Written exercise: Each entry in the listing below should be restated word for word.

Source records:
----------------------------------------

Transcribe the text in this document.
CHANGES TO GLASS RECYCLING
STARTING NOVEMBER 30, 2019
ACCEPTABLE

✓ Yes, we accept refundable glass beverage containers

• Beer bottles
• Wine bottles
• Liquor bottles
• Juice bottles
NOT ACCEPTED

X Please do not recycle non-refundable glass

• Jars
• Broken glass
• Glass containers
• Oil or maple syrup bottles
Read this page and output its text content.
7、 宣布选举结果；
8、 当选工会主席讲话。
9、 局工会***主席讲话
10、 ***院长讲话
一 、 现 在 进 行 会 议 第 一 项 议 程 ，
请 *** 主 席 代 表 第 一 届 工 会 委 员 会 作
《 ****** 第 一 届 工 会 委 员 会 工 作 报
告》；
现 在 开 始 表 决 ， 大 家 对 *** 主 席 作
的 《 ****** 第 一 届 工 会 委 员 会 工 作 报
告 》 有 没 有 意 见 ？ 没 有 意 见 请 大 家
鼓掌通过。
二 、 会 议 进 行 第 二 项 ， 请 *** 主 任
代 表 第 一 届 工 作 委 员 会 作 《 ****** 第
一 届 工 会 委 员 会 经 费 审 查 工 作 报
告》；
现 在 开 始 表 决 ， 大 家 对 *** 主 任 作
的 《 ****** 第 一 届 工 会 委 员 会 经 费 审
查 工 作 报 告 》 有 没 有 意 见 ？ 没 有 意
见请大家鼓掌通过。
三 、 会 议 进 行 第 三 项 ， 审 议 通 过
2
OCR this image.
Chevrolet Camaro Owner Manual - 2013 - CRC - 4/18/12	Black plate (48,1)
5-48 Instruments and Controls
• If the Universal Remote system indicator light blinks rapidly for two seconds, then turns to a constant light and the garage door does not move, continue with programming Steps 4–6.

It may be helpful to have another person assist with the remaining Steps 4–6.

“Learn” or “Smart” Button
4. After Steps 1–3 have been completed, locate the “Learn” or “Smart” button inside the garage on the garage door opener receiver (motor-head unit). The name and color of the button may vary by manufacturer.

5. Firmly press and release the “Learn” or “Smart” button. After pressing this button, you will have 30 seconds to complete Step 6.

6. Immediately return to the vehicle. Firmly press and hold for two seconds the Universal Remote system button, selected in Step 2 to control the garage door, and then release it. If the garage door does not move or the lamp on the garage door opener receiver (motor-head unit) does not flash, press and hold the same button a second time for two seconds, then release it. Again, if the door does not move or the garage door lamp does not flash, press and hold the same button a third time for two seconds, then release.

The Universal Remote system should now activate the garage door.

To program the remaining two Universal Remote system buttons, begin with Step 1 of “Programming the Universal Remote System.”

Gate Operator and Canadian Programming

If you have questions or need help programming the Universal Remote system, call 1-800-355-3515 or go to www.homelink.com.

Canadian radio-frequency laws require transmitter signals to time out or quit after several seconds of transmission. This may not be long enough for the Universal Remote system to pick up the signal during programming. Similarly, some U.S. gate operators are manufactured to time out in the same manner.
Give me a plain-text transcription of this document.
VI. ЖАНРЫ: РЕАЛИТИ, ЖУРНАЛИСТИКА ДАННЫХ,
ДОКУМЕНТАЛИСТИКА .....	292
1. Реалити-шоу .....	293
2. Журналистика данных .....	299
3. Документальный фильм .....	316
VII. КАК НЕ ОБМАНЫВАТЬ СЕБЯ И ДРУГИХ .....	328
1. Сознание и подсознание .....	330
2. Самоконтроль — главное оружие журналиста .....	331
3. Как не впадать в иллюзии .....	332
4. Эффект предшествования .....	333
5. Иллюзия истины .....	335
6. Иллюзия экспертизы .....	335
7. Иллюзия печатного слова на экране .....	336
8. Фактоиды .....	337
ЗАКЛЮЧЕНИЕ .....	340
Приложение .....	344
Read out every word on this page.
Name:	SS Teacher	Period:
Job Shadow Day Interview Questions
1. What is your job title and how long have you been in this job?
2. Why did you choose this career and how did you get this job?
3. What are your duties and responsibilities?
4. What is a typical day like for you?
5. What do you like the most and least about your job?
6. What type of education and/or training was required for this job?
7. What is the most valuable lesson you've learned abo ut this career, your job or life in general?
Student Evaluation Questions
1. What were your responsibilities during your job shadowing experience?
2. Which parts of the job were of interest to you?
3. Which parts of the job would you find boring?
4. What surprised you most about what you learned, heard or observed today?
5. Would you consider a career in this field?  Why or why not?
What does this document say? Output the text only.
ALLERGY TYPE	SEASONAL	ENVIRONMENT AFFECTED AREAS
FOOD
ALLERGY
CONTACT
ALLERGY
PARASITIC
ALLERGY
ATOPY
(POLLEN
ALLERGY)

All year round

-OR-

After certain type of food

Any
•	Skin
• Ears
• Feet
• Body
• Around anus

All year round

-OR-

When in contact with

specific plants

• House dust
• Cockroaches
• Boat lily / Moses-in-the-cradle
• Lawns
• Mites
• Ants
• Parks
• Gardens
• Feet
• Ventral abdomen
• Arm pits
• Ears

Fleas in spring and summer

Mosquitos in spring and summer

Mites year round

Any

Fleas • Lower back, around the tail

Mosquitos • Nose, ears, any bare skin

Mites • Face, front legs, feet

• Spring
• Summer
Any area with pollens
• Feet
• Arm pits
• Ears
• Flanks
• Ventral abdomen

----------------------------------------

The answer:
Transcribe the text in this document.
CHANGES TO GLASS RECYCLING
STARTING NOVEMBER 30, 2019
ACCEPTABLE

✓ Yes, we accept refundable glass beverage containers

• Beer bottles
• Wine bottles
• Liquor bottles
• Juice bottles
NOT ACCEPTED

X Please do not recycle non-refundable glass

• Jars
• Broken glass
• Glass containers
• Oil or maple syrup bottles
Read this page and output its text content.
7、 宣布选举结果；
8、 当选工会主席讲话。
9、 局工会***主席讲话
10、 ***院长讲话
一 、 现 在 进 行 会 议 第 一 项 议 程 ，
请 *** 主 席 代 表 第 一 届 工 会 委 员 会 作
《 ****** 第 一 届 工 会 委 员 会 工 作 报
告》；
现 在 开 始 表 决 ， 大 家 对 *** 主 席 作
的 《 ****** 第 一 届 工 会 委 员 会 工 作 报
告 》 有 没 有 意 见 ？ 没 有 意 见 请 大 家
鼓掌通过。
二 、 会 议 进 行 第 二 项 ， 请 *** 主 任
代 表 第 一 届 工 作 委 员 会 作 《 ****** 第
一 届 工 会 委 员 会 经 费 审 查 工 作 报
告》；
现 在 开 始 表 决 ， 大 家 对 *** 主 任 作
的 《 ****** 第 一 届 工 会 委 员 会 经 费 审
查 工 作 报 告 》 有 没 有 意 见 ？ 没 有 意
见请大家鼓掌通过。
三 、 会 议 进 行 第 三 项 ， 审 议 通 过
2
OCR this image.
Chevrolet Camaro Owner Manual - 2013 - CRC - 4/18/12	Black plate (48,1)
5-48 Instruments and Controls
• If the Universal Remote system indicator light blinks rapidly for two seconds, then turns to a constant light and the garage door does not move, continue with programming Steps 4–6.

It may be helpful to have another person assist with the remaining Steps 4–6.

“Learn” or “Smart” Button
4. After Steps 1–3 have been completed, locate the “Learn” or “Smart” button inside the garage on the garage door opener receiver (motor-head unit). The name and color of the button may vary by manufacturer.

5. Firmly press and release the “Learn” or “Smart” button. After pressing this button, you will have 30 seconds to complete Step 6.

6. Immediately return to the vehicle. Firmly press and hold for two seconds the Universal Remote system button, selected in Step 2 to control the garage door, and then release it. If the garage door does not move or the lamp on the garage door opener receiver (motor-head unit) does not flash, press and hold the same button a second time for two seconds, then release it. Again, if the door does not move or the garage door lamp does not flash, press and hold the same button a third time for two seconds, then release.

The Universal Remote system should now activate the garage door.

To program the remaining two Universal Remote system buttons, begin with Step 1 of “Programming the Universal Remote System.”

Gate Operator and Canadian Programming

If you have questions or need help programming the Universal Remote system, call 1-800-355-3515 or go to www.homelink.com.

Canadian radio-frequency laws require transmitter signals to time out or quit after several seconds of transmission. This may not be long enough for the Universal Remote system to pick up the signal during programming. Similarly, some U.S. gate operators are manufactured to time out in the same manner.
Give me a plain-text transcription of this document.
VI. ЖАНРЫ: РЕАЛИТИ, ЖУРНАЛИСТИКА ДАННЫХ,
ДОКУМЕНТАЛИСТИКА .....	292
1. Реалити-шоу .....	293
2. Журналистика данных .....	299
3. Документальный фильм .....	316
VII. КАК НЕ ОБМАНЫВАТЬ СЕБЯ И ДРУГИХ .....	328
1. Сознание и подсознание .....	330
2. Самоконтроль — главное оружие журналиста .....	331
3. Как не впадать в иллюзии .....	332
4. Эффект предшествования .....	333
5. Иллюзия истины .....	335
6. Иллюзия экспертизы .....	335
7. Иллюзия печатного слова на экране .....	336
8. Фактоиды .....	337
ЗАКЛЮЧЕНИЕ .....	340
Приложение .....	344
Read out every word on this page.
Name:	SS Teacher	Period:
Job Shadow Day Interview Questions
1. What is your job title and how long have you been in this job?
2. Why did you choose this career and how did you get this job?
3. What are your duties and responsibilities?
4. What is a typical day like for you?
5. What do you like the most and least about your job?
6. What type of education and/or training was required for this job?
7. What is the most valuable lesson you've learned abo ut this career, your job or life in general?
Student Evaluation Questions
1. What were your responsibilities during your job shadowing experience?
2. Which parts of the job were of interest to you?
3. Which parts of the job would you find boring?
4. What surprised you most about what you learned, heard or observed today?
5. Would you consider a career in this field?  Why or why not?
What does this document say? Output the text only.
ALLERGY TYPE	SEASONAL	ENVIRONMENT AFFECTED AREAS
FOOD
ALLERGY
CONTACT
ALLERGY
PARASITIC
ALLERGY
ATOPY
(POLLEN
ALLERGY)

All year round

-OR-

After certain type of food

Any
•	Skin
• Ears
• Feet
• Body
• Around anus

All year round

-OR-

When in contact with

specific plants

• House dust
• Cockroaches
• Boat lily / Moses-in-the-cradle
• Lawns
• Mites
• Ants
• Parks
• Gardens
• Feet
• Ventral abdomen
• Arm pits
• Ears

Fleas in spring and summer

Mosquitos in spring and summer

Mites year round

Any

Fleas • Lower back, around the tail

Mosquitos • Nose, ears, any bare skin

Mites • Face, front legs, feet

• Spring
• Summer
Any area with pollens
• Feet
• Arm pits
• Ears
• Flanks
• Ventral abdomen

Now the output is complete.